### [Exercise details]
From the records below, extract all the text exactly and leave the images behind.

### [Input for this task]
☆ ☆ ☆ ☆
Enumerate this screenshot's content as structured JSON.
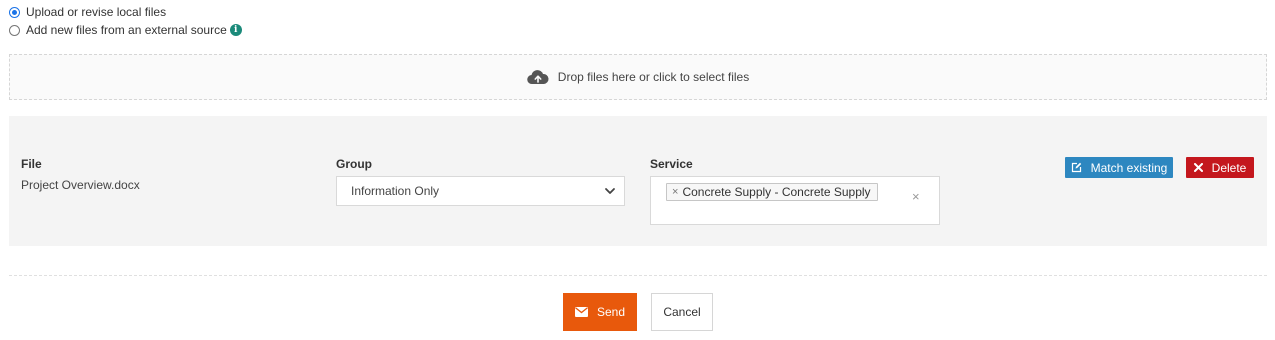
{
  "upload_mode": {
    "options": [
      {
        "label": "Upload or revise local files",
        "selected": true
      },
      {
        "label": "Add new files from an external source",
        "selected": false,
        "icon": "info-icon"
      }
    ]
  },
  "dropzone": {
    "text": "Drop files here or click to select files",
    "icon": "cloud-upload-icon"
  },
  "file_row": {
    "file_label": "File",
    "file_name": "Project Overview.docx",
    "group_label": "Group",
    "group_value": "Information Only",
    "service_label": "Service",
    "service_tags": [
      "Concrete Supply - Concrete Supply"
    ],
    "tag_remove_glyph": "×",
    "clear_glyph": "×",
    "match_button": "Match existing",
    "delete_button": "Delete"
  },
  "actions": {
    "send": "Send",
    "cancel": "Cancel"
  },
  "colors": {
    "match": "#2d87c0",
    "delete": "#c4171d",
    "send": "#e8590c",
    "info": "#1b8a7a",
    "radio": "#1a73e8"
  }
}
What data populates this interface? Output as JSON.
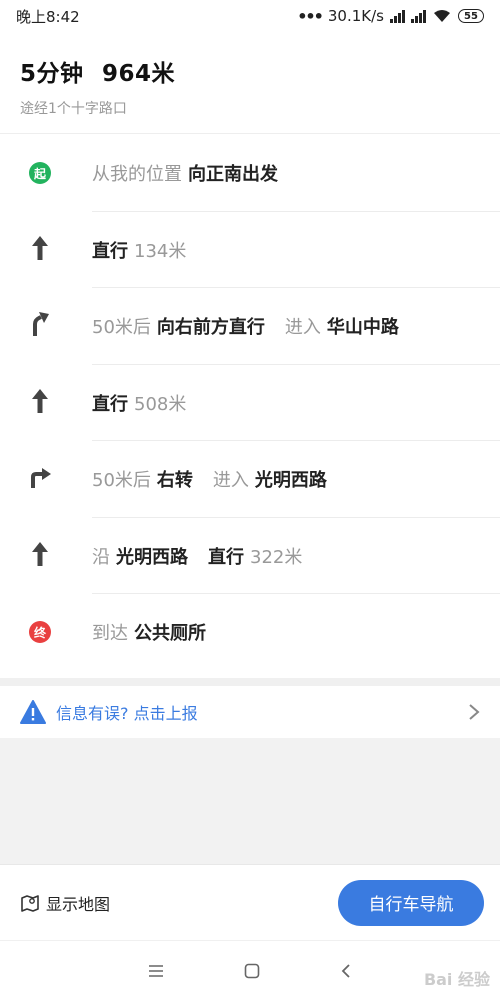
☆ ☆ ☆ ☆
### [Complete output]
Enumerate this screenshot's content as structured JSON.
{
  "upload_mode": {
    "options": [
      {
        "label": "Upload or revise local files",
        "selected": true
      },
      {
        "label": "Add new files from an external source",
        "selected": false,
        "icon": "info-icon"
      }
    ]
  },
  "dropzone": {
    "text": "Drop files here or click to select files",
    "icon": "cloud-upload-icon"
  },
  "file_row": {
    "file_label": "File",
    "file_name": "Project Overview.docx",
    "group_label": "Group",
    "group_value": "Information Only",
    "service_label": "Service",
    "service_tags": [
      "Concrete Supply - Concrete Supply"
    ],
    "tag_remove_glyph": "×",
    "clear_glyph": "×",
    "match_button": "Match existing",
    "delete_button": "Delete"
  },
  "actions": {
    "send": "Send",
    "cancel": "Cancel"
  },
  "colors": {
    "match": "#2d87c0",
    "delete": "#c4171d",
    "send": "#e8590c",
    "info": "#1b8a7a",
    "radio": "#1a73e8"
  }
}
What data populates this interface? Output as JSON.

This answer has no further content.